==== Raw records ====
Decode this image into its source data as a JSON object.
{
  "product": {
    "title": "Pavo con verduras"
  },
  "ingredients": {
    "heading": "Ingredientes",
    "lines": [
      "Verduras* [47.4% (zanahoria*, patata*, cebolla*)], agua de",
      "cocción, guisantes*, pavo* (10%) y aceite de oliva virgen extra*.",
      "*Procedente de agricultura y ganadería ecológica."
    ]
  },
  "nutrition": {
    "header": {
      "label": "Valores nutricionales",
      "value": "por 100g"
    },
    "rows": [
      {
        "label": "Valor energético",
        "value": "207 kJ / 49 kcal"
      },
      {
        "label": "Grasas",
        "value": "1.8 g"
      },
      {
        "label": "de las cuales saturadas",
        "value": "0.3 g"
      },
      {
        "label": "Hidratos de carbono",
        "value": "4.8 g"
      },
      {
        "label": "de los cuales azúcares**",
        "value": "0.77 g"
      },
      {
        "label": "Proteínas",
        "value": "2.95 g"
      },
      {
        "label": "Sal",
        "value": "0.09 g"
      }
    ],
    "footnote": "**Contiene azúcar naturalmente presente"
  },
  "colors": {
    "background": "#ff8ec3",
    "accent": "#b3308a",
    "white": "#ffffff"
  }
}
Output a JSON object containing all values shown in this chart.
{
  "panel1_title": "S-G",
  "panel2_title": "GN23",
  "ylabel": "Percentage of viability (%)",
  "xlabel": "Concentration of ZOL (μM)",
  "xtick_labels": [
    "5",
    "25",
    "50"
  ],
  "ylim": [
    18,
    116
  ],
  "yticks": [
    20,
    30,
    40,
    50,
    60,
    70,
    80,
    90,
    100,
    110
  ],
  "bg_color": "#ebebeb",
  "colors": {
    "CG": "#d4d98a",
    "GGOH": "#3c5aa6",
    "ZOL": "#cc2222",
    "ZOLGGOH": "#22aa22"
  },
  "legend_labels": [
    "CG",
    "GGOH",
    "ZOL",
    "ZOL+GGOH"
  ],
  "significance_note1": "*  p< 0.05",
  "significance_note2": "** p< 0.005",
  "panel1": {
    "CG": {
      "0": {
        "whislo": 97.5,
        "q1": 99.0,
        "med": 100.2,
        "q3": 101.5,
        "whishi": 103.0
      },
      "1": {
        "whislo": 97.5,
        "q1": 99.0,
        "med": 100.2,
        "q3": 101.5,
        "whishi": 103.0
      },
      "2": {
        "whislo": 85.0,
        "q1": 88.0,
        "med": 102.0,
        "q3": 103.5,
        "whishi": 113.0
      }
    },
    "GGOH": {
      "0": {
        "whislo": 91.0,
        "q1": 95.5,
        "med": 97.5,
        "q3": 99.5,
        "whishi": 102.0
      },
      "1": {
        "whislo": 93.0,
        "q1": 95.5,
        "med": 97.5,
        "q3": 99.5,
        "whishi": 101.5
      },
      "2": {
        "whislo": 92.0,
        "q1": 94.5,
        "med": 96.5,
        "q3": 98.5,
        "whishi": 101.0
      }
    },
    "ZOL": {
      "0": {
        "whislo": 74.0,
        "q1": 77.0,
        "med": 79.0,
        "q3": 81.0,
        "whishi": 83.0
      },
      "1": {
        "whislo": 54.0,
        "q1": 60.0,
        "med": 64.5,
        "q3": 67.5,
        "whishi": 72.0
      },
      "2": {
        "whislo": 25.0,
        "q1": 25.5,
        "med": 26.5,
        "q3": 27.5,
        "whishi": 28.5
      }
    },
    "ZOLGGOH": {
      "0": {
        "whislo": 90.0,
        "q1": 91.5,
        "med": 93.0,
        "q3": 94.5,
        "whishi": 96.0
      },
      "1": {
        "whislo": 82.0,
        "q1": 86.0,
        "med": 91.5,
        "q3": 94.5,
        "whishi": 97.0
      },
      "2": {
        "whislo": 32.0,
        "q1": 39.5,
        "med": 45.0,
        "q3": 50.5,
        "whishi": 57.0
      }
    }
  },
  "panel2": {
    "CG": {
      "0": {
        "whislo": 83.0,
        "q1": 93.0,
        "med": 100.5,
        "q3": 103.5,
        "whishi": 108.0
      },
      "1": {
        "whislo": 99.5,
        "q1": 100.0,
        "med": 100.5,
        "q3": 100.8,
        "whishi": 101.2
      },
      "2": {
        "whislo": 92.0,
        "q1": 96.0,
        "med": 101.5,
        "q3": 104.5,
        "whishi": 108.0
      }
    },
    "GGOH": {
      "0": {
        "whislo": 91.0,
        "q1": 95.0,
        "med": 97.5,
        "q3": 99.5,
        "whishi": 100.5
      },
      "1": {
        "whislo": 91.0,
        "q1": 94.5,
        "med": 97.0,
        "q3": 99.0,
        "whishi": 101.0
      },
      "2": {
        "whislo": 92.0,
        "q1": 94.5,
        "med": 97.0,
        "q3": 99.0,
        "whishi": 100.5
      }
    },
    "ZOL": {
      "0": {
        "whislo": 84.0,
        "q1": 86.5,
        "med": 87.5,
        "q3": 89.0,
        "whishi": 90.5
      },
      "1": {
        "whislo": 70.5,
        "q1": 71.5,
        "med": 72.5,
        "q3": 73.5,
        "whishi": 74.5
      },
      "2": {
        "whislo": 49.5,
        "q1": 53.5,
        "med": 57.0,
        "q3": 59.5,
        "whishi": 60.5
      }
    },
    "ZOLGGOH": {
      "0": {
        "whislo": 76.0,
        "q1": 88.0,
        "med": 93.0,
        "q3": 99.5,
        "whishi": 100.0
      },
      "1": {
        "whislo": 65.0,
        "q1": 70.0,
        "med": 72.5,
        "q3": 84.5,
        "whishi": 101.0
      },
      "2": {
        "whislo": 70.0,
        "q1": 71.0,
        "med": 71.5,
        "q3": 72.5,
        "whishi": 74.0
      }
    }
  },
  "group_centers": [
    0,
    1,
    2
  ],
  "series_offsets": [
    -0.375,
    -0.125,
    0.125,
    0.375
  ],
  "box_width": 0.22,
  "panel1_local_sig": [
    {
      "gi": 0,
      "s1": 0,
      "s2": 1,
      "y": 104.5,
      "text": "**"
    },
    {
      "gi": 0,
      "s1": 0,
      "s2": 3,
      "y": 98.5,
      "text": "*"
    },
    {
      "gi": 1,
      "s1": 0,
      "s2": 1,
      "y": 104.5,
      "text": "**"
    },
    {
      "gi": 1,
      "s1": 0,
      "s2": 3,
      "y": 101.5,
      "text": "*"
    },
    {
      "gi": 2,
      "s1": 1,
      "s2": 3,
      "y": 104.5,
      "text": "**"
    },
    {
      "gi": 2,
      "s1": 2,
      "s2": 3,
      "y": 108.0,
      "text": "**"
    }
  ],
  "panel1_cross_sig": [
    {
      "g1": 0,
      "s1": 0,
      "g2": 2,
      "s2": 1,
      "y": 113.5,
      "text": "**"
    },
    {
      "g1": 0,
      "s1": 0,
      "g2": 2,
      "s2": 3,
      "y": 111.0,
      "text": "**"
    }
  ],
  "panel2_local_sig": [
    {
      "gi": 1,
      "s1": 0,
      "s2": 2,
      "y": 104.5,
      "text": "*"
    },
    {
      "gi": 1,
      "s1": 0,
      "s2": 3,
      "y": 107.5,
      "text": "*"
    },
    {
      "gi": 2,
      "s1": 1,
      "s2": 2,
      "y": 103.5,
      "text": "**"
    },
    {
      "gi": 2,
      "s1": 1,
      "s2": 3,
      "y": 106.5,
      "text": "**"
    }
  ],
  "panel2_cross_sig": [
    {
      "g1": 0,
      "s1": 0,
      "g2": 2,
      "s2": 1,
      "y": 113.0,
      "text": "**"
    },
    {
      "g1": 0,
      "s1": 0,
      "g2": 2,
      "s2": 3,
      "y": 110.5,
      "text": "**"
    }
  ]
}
====
Aim
Reproduce all data above, unchanged.

Task response
Decode this image into its source data as a JSON object.
{
  "product": {
    "title": "Pavo con verduras"
  },
  "ingredients": {
    "heading": "Ingredientes",
    "lines": [
      "Verduras* [47.4% (zanahoria*, patata*, cebolla*)], agua de",
      "cocción, guisantes*, pavo* (10%) y aceite de oliva virgen extra*.",
      "*Procedente de agricultura y ganadería ecológica."
    ]
  },
  "nutrition": {
    "header": {
      "label": "Valores nutricionales",
      "value": "por 100g"
    },
    "rows": [
      {
        "label": "Valor energético",
        "value": "207 kJ / 49 kcal"
      },
      {
        "label": "Grasas",
        "value": "1.8 g"
      },
      {
        "label": "de las cuales saturadas",
        "value": "0.3 g"
      },
      {
        "label": "Hidratos de carbono",
        "value": "4.8 g"
      },
      {
        "label": "de los cuales azúcares**",
        "value": "0.77 g"
      },
      {
        "label": "Proteínas",
        "value": "2.95 g"
      },
      {
        "label": "Sal",
        "value": "0.09 g"
      }
    ],
    "footnote": "**Contiene azúcar naturalmente presente"
  },
  "colors": {
    "background": "#ff8ec3",
    "accent": "#b3308a",
    "white": "#ffffff"
  }
}
Output a JSON object containing all values shown in this chart.
{
  "panel1_title": "S-G",
  "panel2_title": "GN23",
  "ylabel": "Percentage of viability (%)",
  "xlabel": "Concentration of ZOL (μM)",
  "xtick_labels": [
    "5",
    "25",
    "50"
  ],
  "ylim": [
    18,
    116
  ],
  "yticks": [
    20,
    30,
    40,
    50,
    60,
    70,
    80,
    90,
    100,
    110
  ],
  "bg_color": "#ebebeb",
  "colors": {
    "CG": "#d4d98a",
    "GGOH": "#3c5aa6",
    "ZOL": "#cc2222",
    "ZOLGGOH": "#22aa22"
  },
  "legend_labels": [
    "CG",
    "GGOH",
    "ZOL",
    "ZOL+GGOH"
  ],
  "significance_note1": "*  p< 0.05",
  "significance_note2": "** p< 0.005",
  "panel1": {
    "CG": {
      "0": {
        "whislo": 97.5,
        "q1": 99.0,
        "med": 100.2,
        "q3": 101.5,
        "whishi": 103.0
      },
      "1": {
        "whislo": 97.5,
        "q1": 99.0,
        "med": 100.2,
        "q3": 101.5,
        "whishi": 103.0
      },
      "2": {
        "whislo": 85.0,
        "q1": 88.0,
        "med": 102.0,
        "q3": 103.5,
        "whishi": 113.0
      }
    },
    "GGOH": {
      "0": {
        "whislo": 91.0,
        "q1": 95.5,
        "med": 97.5,
        "q3": 99.5,
        "whishi": 102.0
      },
      "1": {
        "whislo": 93.0,
        "q1": 95.5,
        "med": 97.5,
        "q3": 99.5,
        "whishi": 101.5
      },
      "2": {
        "whislo": 92.0,
        "q1": 94.5,
        "med": 96.5,
        "q3": 98.5,
        "whishi": 101.0
      }
    },
    "ZOL": {
      "0": {
        "whislo": 74.0,
        "q1": 77.0,
        "med": 79.0,
        "q3": 81.0,
        "whishi": 83.0
      },
      "1": {
        "whislo": 54.0,
        "q1": 60.0,
        "med": 64.5,
        "q3": 67.5,
        "whishi": 72.0
      },
      "2": {
        "whislo": 25.0,
        "q1": 25.5,
        "med": 26.5,
        "q3": 27.5,
        "whishi": 28.5
      }
    },
    "ZOLGGOH": {
      "0": {
        "whislo": 90.0,
        "q1": 91.5,
        "med": 93.0,
        "q3": 94.5,
        "whishi": 96.0
      },
      "1": {
        "whislo": 82.0,
        "q1": 86.0,
        "med": 91.5,
        "q3": 94.5,
        "whishi": 97.0
      },
      "2": {
        "whislo": 32.0,
        "q1": 39.5,
        "med": 45.0,
        "q3": 50.5,
        "whishi": 57.0
      }
    }
  },
  "panel2": {
    "CG": {
      "0": {
        "whislo": 83.0,
        "q1": 93.0,
        "med": 100.5,
        "q3": 103.5,
        "whishi": 108.0
      },
      "1": {
        "whislo": 99.5,
        "q1": 100.0,
        "med": 100.5,
        "q3": 100.8,
        "whishi": 101.2
      },
      "2": {
        "whislo": 92.0,
        "q1": 96.0,
        "med": 101.5,
        "q3": 104.5,
        "whishi": 108.0
      }
    },
    "GGOH": {
      "0": {
        "whislo": 91.0,
        "q1": 95.0,
        "med": 97.5,
        "q3": 99.5,
        "whishi": 100.5
      },
      "1": {
        "whislo": 91.0,
        "q1": 94.5,
        "med": 97.0,
        "q3": 99.0,
        "whishi": 101.0
      },
      "2": {
        "whislo": 92.0,
        "q1": 94.5,
        "med": 97.0,
        "q3": 99.0,
        "whishi": 100.5
      }
    },
    "ZOL": {
      "0": {
        "whislo": 84.0,
        "q1": 86.5,
        "med": 87.5,
        "q3": 89.0,
        "whishi": 90.5
      },
      "1": {
        "whislo": 70.5,
        "q1": 71.5,
        "med": 72.5,
        "q3": 73.5,
        "whishi": 74.5
      },
      "2": {
        "whislo": 49.5,
        "q1": 53.5,
        "med": 57.0,
        "q3": 59.5,
        "whishi": 60.5
      }
    },
    "ZOLGGOH": {
      "0": {
        "whislo": 76.0,
        "q1": 88.0,
        "med": 93.0,
        "q3": 99.5,
        "whishi": 100.0
      },
      "1": {
        "whislo": 65.0,
        "q1": 70.0,
        "med": 72.5,
        "q3": 84.5,
        "whishi": 101.0
      },
      "2": {
        "whislo": 70.0,
        "q1": 71.0,
        "med": 71.5,
        "q3": 72.5,
        "whishi": 74.0
      }
    }
  },
  "group_centers": [
    0,
    1,
    2
  ],
  "series_offsets": [
    -0.375,
    -0.125,
    0.125,
    0.375
  ],
  "box_width": 0.22,
  "panel1_local_sig": [
    {
      "gi": 0,
      "s1": 0,
      "s2": 1,
      "y": 104.5,
      "text": "**"
    },
    {
      "gi": 0,
      "s1": 0,
      "s2": 3,
      "y": 98.5,
      "text": "*"
    },
    {
      "gi": 1,
      "s1": 0,
      "s2": 1,
      "y": 104.5,
      "text": "**"
    },
    {
      "gi": 1,
      "s1": 0,
      "s2": 3,
      "y": 101.5,
      "text": "*"
    },
    {
      "gi": 2,
      "s1": 1,
      "s2": 3,
      "y": 104.5,
      "text": "**"
    },
    {
      "gi": 2,
      "s1": 2,
      "s2": 3,
      "y": 108.0,
      "text": "**"
    }
  ],
  "panel1_cross_sig": [
    {
      "g1": 0,
      "s1": 0,
      "g2": 2,
      "s2": 1,
      "y": 113.5,
      "text": "**"
    },
    {
      "g1": 0,
      "s1": 0,
      "g2": 2,
      "s2": 3,
      "y": 111.0,
      "text": "**"
    }
  ],
  "panel2_local_sig": [
    {
      "gi": 1,
      "s1": 0,
      "s2": 2,
      "y": 104.5,
      "text": "*"
    },
    {
      "gi": 1,
      "s1": 0,
      "s2": 3,
      "y": 107.5,
      "text": "*"
    },
    {
      "gi": 2,
      "s1": 1,
      "s2": 2,
      "y": 103.5,
      "text": "**"
    },
    {
      "gi": 2,
      "s1": 1,
      "s2": 3,
      "y": 106.5,
      "text": "**"
    }
  ],
  "panel2_cross_sig": [
    {
      "g1": 0,
      "s1": 0,
      "g2": 2,
      "s2": 1,
      "y": 113.0,
      "text": "**"
    },
    {
      "g1": 0,
      "s1": 0,
      "g2": 2,
      "s2": 3,
      "y": 110.5,
      "text": "**"
    }
  ]
}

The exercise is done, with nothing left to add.